#### [Data entries]
---------------
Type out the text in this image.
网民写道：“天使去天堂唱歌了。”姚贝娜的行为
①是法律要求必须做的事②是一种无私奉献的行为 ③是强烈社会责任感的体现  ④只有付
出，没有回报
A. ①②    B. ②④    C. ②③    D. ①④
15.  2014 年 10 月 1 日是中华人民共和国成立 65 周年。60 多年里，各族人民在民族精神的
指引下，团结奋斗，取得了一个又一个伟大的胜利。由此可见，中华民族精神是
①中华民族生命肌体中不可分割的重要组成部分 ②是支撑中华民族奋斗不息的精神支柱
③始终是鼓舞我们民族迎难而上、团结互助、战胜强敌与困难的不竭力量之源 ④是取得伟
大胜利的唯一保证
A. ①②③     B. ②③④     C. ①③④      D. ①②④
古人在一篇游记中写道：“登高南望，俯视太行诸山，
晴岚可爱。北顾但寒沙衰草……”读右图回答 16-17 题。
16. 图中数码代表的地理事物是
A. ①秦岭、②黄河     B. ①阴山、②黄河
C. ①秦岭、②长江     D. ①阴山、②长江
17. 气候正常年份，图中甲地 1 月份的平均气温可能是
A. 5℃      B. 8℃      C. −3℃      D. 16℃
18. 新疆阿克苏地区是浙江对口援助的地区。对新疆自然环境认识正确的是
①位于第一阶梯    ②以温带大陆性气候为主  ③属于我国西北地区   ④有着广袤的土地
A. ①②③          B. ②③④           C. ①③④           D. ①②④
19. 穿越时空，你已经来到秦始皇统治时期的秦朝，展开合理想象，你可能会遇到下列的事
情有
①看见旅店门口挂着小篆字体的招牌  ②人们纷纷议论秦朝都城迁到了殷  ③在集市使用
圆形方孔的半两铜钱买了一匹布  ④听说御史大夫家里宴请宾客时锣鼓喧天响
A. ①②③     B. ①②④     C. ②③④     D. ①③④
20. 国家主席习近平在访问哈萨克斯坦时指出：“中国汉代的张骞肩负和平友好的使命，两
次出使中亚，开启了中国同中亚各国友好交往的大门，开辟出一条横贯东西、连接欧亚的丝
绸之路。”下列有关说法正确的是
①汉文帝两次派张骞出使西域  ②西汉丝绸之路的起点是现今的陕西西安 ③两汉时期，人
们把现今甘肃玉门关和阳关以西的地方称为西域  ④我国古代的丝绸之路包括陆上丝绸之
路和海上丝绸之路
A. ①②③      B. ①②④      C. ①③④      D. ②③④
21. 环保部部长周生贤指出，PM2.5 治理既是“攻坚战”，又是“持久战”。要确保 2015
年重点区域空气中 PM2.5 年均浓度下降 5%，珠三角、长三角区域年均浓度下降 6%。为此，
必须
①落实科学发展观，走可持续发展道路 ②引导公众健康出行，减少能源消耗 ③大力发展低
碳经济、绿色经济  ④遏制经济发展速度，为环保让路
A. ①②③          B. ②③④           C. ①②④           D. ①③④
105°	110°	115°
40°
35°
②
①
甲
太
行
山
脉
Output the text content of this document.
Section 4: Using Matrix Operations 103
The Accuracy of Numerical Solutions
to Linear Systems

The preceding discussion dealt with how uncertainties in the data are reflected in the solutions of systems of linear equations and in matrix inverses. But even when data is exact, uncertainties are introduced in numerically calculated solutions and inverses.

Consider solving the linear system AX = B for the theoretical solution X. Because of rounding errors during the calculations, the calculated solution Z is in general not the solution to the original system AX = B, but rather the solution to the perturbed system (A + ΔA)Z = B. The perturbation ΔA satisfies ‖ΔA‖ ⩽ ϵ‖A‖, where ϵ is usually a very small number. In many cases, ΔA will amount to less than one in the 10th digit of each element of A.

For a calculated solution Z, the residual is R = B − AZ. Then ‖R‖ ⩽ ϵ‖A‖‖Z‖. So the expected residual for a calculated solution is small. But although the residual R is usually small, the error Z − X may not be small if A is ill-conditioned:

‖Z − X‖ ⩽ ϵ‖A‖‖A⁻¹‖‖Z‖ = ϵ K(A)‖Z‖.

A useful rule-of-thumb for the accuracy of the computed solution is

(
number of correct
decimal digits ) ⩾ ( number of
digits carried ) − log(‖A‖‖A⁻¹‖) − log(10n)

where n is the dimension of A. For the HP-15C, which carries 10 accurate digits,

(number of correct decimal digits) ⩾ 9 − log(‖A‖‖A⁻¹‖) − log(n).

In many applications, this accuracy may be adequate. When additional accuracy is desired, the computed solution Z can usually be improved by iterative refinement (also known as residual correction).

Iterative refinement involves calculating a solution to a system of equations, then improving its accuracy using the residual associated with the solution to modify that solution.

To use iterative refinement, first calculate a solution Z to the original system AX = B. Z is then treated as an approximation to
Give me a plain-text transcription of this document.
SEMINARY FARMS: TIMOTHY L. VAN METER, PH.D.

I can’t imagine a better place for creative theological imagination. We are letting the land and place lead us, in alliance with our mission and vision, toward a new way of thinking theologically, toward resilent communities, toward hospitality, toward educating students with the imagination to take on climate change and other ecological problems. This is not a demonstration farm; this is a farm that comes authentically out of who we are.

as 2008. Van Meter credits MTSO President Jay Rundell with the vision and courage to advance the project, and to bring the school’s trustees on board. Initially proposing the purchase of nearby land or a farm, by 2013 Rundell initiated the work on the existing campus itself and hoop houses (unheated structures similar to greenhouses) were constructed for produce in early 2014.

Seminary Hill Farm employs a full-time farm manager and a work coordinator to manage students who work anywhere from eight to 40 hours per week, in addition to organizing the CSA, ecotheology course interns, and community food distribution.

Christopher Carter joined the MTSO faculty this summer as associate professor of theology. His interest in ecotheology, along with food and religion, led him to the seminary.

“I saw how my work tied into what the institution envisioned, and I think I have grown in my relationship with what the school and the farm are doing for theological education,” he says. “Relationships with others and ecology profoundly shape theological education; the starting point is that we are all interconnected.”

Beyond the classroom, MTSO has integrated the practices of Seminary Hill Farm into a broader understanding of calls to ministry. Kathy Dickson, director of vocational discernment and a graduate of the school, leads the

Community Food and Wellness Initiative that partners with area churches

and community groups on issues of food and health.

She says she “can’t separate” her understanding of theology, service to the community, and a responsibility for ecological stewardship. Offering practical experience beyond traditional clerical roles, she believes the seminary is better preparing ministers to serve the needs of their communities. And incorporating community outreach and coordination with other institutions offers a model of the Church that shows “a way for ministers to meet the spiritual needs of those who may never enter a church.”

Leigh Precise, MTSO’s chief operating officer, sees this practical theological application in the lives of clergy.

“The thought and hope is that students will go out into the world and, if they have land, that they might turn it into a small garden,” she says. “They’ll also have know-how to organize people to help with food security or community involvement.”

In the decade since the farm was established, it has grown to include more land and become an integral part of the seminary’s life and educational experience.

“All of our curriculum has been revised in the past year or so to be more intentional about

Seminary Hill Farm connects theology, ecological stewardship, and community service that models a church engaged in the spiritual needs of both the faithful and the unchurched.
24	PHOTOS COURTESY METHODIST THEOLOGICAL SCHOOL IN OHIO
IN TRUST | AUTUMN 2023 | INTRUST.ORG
---------------
#### [Aim]
Where a line above contains the word "grown", copy that line.

#### [Answer to the task]
“I saw how my work tied into what the institution envisioned, and I think I have grown in my relationship with what the school and the farm are doing for theological education,” he says. “Relationships with others and ecology profoundly shape theological education; the starting point is that we are all interconnected.”
In the decade since the farm was established, it has grown to include more land and become an integral part of the seminary’s life and educational experience.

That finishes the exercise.